Task description –
Copy out each line of the data that holds the word "text".

Records –
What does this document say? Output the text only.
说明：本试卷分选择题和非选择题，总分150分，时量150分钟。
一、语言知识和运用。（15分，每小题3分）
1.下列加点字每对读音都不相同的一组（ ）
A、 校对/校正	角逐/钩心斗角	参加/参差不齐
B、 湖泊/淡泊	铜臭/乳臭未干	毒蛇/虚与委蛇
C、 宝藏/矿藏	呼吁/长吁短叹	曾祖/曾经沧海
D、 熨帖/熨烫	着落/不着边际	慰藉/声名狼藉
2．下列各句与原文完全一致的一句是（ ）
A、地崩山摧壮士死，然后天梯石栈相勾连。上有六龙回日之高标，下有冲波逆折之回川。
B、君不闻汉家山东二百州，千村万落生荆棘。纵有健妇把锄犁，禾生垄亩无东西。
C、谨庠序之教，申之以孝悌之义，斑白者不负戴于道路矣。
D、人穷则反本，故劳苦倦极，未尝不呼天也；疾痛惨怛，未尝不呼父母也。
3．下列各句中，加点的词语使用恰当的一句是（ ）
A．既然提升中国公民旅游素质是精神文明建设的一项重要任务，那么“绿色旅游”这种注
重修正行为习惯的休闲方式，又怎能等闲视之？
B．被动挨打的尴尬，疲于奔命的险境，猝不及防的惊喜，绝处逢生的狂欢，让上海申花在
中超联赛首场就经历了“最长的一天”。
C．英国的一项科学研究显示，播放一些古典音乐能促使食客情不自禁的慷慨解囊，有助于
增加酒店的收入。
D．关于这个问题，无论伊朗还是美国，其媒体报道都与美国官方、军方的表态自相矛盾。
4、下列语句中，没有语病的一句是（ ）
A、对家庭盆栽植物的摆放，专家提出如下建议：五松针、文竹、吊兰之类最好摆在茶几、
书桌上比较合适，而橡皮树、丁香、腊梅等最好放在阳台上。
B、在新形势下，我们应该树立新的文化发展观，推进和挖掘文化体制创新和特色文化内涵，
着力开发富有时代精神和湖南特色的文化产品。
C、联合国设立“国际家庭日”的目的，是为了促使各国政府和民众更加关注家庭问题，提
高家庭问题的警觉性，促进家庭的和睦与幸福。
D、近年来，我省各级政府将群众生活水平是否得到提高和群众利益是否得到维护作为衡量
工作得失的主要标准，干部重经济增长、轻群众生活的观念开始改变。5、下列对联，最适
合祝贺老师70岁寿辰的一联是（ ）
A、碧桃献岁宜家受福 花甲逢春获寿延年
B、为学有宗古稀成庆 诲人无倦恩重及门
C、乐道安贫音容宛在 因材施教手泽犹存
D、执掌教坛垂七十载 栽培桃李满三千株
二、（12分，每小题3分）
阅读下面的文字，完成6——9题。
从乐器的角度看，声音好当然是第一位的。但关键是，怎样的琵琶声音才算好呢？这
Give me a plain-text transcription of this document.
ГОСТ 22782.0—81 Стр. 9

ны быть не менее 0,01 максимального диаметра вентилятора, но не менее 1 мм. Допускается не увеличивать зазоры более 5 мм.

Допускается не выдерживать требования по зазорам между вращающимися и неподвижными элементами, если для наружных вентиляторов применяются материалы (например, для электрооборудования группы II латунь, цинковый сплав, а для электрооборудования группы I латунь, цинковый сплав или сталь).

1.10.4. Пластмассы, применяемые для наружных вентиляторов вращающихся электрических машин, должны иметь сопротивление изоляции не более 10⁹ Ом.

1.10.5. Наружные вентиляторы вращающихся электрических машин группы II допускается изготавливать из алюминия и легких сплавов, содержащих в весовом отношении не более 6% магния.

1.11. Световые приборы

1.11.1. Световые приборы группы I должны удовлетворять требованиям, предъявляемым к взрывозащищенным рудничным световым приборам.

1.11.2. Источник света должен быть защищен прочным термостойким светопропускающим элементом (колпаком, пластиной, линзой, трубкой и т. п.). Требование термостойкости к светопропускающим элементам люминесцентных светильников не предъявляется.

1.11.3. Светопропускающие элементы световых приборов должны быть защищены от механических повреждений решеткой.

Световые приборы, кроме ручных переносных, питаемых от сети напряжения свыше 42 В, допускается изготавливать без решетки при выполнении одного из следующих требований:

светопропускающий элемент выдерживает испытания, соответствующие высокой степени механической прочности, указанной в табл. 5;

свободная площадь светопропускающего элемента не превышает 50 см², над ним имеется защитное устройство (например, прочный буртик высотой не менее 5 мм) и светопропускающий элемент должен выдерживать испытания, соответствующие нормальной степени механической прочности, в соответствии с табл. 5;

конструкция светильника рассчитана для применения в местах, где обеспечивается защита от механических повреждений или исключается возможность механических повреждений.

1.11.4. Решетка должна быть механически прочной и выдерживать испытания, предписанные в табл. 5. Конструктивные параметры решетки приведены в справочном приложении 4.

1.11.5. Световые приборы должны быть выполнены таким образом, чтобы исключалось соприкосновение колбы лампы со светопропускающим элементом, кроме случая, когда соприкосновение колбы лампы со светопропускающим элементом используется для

Result of this task –
What does this document say? Output the text only.
Give me a plain-text transcription of this document.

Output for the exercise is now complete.